> [Request]: Return the complete listing that follows, with each line reproduced exactly.

> [Supplied material]:

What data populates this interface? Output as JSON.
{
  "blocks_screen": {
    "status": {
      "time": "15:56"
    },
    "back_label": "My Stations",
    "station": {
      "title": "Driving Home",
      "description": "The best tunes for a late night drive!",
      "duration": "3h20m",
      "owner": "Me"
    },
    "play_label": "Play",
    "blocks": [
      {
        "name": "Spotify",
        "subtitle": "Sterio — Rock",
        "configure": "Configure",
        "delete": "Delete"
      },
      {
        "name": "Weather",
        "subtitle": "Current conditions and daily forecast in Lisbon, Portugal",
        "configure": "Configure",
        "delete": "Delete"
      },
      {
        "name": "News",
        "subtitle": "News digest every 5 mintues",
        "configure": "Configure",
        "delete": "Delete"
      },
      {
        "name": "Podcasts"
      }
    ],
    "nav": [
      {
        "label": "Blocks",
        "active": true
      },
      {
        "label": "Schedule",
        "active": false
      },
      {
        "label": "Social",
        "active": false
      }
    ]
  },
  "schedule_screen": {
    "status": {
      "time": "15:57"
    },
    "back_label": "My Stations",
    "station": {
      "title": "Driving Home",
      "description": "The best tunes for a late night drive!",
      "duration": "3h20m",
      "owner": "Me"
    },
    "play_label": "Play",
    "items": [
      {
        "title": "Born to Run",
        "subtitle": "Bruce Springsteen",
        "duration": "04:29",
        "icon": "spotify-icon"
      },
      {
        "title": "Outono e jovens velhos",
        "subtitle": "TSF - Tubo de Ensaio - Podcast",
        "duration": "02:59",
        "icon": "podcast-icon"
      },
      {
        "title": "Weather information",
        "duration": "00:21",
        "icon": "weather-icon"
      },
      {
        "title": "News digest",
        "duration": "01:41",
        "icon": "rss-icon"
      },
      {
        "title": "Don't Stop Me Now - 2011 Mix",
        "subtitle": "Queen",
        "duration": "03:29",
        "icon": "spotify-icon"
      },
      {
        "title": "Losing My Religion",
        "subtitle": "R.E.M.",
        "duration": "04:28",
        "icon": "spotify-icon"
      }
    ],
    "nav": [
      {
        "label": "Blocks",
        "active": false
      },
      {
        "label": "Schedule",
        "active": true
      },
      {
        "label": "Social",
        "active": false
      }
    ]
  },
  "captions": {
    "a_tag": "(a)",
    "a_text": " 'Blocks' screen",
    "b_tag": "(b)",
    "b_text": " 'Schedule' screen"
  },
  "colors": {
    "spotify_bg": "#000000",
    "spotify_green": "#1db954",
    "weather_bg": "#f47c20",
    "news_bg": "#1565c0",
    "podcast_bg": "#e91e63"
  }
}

> [Task result]:
What data populates this interface? Output as JSON.
{
  "blocks_screen": {
    "status": {
      "time": "15:56"
    },
    "back_label": "My Stations",
    "station": {
      "title": "Driving Home",
      "description": "The best tunes for a late night drive!",
      "duration": "3h20m",
      "owner": "Me"
    },
    "play_label": "Play",
    "blocks": [
      {
        "name": "Spotify",
        "subtitle": "Sterio — Rock",
        "configure": "Configure",
        "delete": "Delete"
      },
      {
        "name": "Weather",
        "subtitle": "Current conditions and daily forecast in Lisbon, Portugal",
        "configure": "Configure",
        "delete": "Delete"
      },
      {
        "name": "News",
        "subtitle": "News digest every 5 mintues",
        "configure": "Configure",
        "delete": "Delete"
      },
      {
        "name": "Podcasts"
      }
    ],
    "nav": [
      {
        "label": "Blocks",
        "active": true
      },
      {
        "label": "Schedule",
        "active": false
      },
      {
        "label": "Social",
        "active": false
      }
    ]
  },
  "schedule_screen": {
    "status": {
      "time": "15:57"
    },
    "back_label": "My Stations",
    "station": {
      "title": "Driving Home",
      "description": "The best tunes for a late night drive!",
      "duration": "3h20m",
      "owner": "Me"
    },
    "play_label": "Play",
    "items": [
      {
        "title": "Born to Run",
        "subtitle": "Bruce Springsteen",
        "duration": "04:29",
        "icon": "spotify-icon"
      },
      {
        "title": "Outono e jovens velhos",
        "subtitle": "TSF - Tubo de Ensaio - Podcast",
        "duration": "02:59",
        "icon": "podcast-icon"
      },
      {
        "title": "Weather information",
        "duration": "00:21",
        "icon": "weather-icon"
      },
      {
        "title": "News digest",
        "duration": "01:41",
        "icon": "rss-icon"
      },
      {
        "title": "Don't Stop Me Now - 2011 Mix",
        "subtitle": "Queen",
        "duration": "03:29",
        "icon": "spotify-icon"
      },
      {
        "title": "Losing My Religion",
        "subtitle": "R.E.M.",
        "duration": "04:28",
        "icon": "spotify-icon"
      }
    ],
    "nav": [
      {
        "label": "Blocks",
        "active": false
      },
      {
        "label": "Schedule",
        "active": true
      },
      {
        "label": "Social",
        "active": false
      }
    ]
  },
  "captions": {
    "a_tag": "(a)",
    "a_text": " 'Blocks' screen",
    "b_tag": "(b)",
    "b_text": " 'Schedule' screen"
  },
  "colors": {
    "spotify_bg": "#000000",
    "spotify_green": "#1db954",
    "weather_bg": "#f47c20",
    "news_bg": "#1565c0",
    "podcast_bg": "#e91e63"
  }
}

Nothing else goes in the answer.